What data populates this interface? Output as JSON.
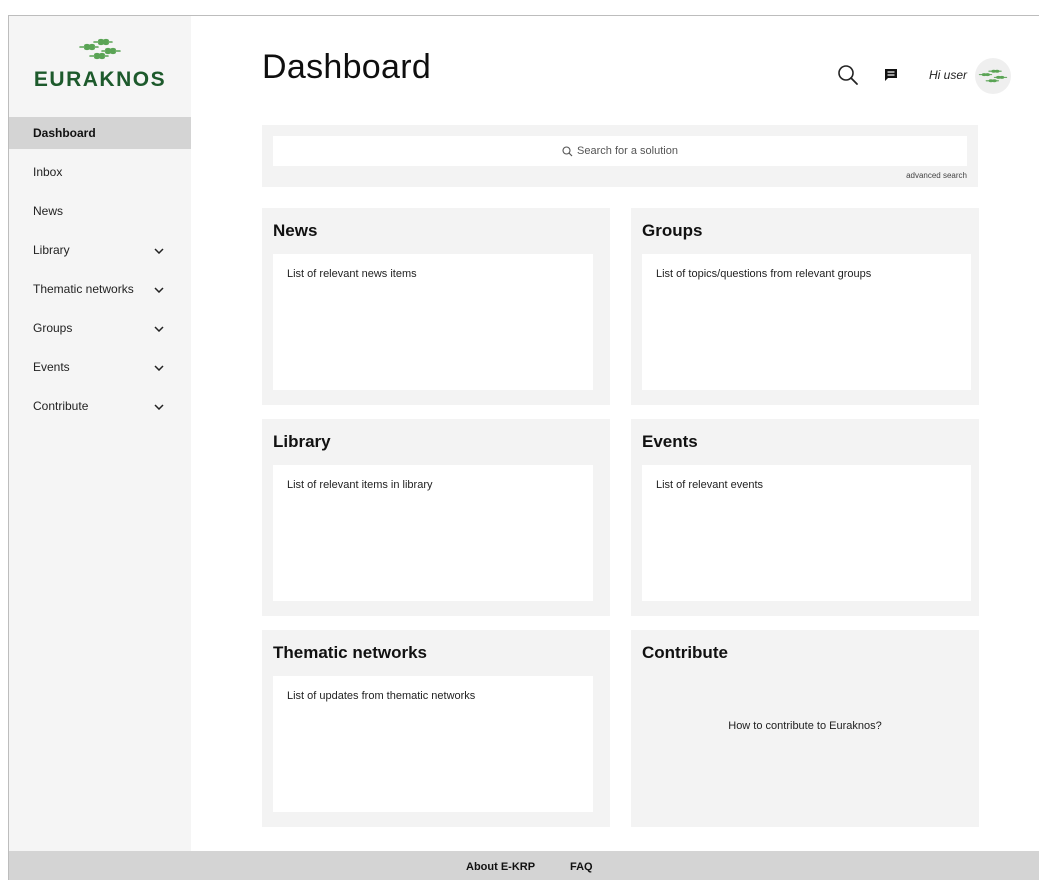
{
  "brand": {
    "name": "EURAKNOS",
    "logo_icon": "wheat-leaf-logo-icon",
    "color": "#1d5a2c",
    "accent": "#5aa455"
  },
  "sidebar": {
    "items": [
      {
        "label": "Dashboard",
        "active": true,
        "expandable": false
      },
      {
        "label": "Inbox",
        "expandable": false
      },
      {
        "label": "News",
        "expandable": false
      },
      {
        "label": "Library",
        "expandable": true
      },
      {
        "label": "Thematic networks",
        "expandable": true
      },
      {
        "label": "Groups",
        "expandable": true
      },
      {
        "label": "Events",
        "expandable": true
      },
      {
        "label": "Contribute",
        "expandable": true
      }
    ]
  },
  "header": {
    "title": "Dashboard",
    "search_icon": "search-icon",
    "chat_icon": "chat-icon",
    "greeting": "Hi user",
    "avatar_icon": "wheat-leaf-logo-icon"
  },
  "search": {
    "placeholder": "Search for a solution",
    "advanced_label": "advanced search"
  },
  "cards": {
    "news": {
      "title": "News",
      "body": "List of relevant news items"
    },
    "groups": {
      "title": "Groups",
      "body": "List of topics/questions from relevant groups"
    },
    "library": {
      "title": "Library",
      "body": "List of relevant items in library"
    },
    "events": {
      "title": "Events",
      "body": "List of relevant events"
    },
    "thematic": {
      "title": "Thematic networks",
      "body": "List of updates from thematic networks"
    },
    "contribute": {
      "title": "Contribute",
      "body": "How to contribute to Euraknos?"
    }
  },
  "footer": {
    "about": "About E-KRP",
    "faq": "FAQ"
  },
  "colors": {
    "sidebar_bg": "#f5f5f5",
    "active_bg": "#d4d4d4",
    "panel_bg": "#f3f3f3",
    "footer_bg": "#d4d4d4"
  }
}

++++

Objective ::
Repeat the data in full and exactly. Omit pictures.

Final result ::
What data populates this interface? Output as JSON.
{
  "brand": {
    "name": "EURAKNOS",
    "logo_icon": "wheat-leaf-logo-icon",
    "color": "#1d5a2c",
    "accent": "#5aa455"
  },
  "sidebar": {
    "items": [
      {
        "label": "Dashboard",
        "active": true,
        "expandable": false
      },
      {
        "label": "Inbox",
        "expandable": false
      },
      {
        "label": "News",
        "expandable": false
      },
      {
        "label": "Library",
        "expandable": true
      },
      {
        "label": "Thematic networks",
        "expandable": true
      },
      {
        "label": "Groups",
        "expandable": true
      },
      {
        "label": "Events",
        "expandable": true
      },
      {
        "label": "Contribute",
        "expandable": true
      }
    ]
  },
  "header": {
    "title": "Dashboard",
    "search_icon": "search-icon",
    "chat_icon": "chat-icon",
    "greeting": "Hi user",
    "avatar_icon": "wheat-leaf-logo-icon"
  },
  "search": {
    "placeholder": "Search for a solution",
    "advanced_label": "advanced search"
  },
  "cards": {
    "news": {
      "title": "News",
      "body": "List of relevant news items"
    },
    "groups": {
      "title": "Groups",
      "body": "List of topics/questions from relevant groups"
    },
    "library": {
      "title": "Library",
      "body": "List of relevant items in library"
    },
    "events": {
      "title": "Events",
      "body": "List of relevant events"
    },
    "thematic": {
      "title": "Thematic networks",
      "body": "List of updates from thematic networks"
    },
    "contribute": {
      "title": "Contribute",
      "body": "How to contribute to Euraknos?"
    }
  },
  "footer": {
    "about": "About E-KRP",
    "faq": "FAQ"
  },
  "colors": {
    "sidebar_bg": "#f5f5f5",
    "active_bg": "#d4d4d4",
    "panel_bg": "#f3f3f3",
    "footer_bg": "#d4d4d4"
  }
}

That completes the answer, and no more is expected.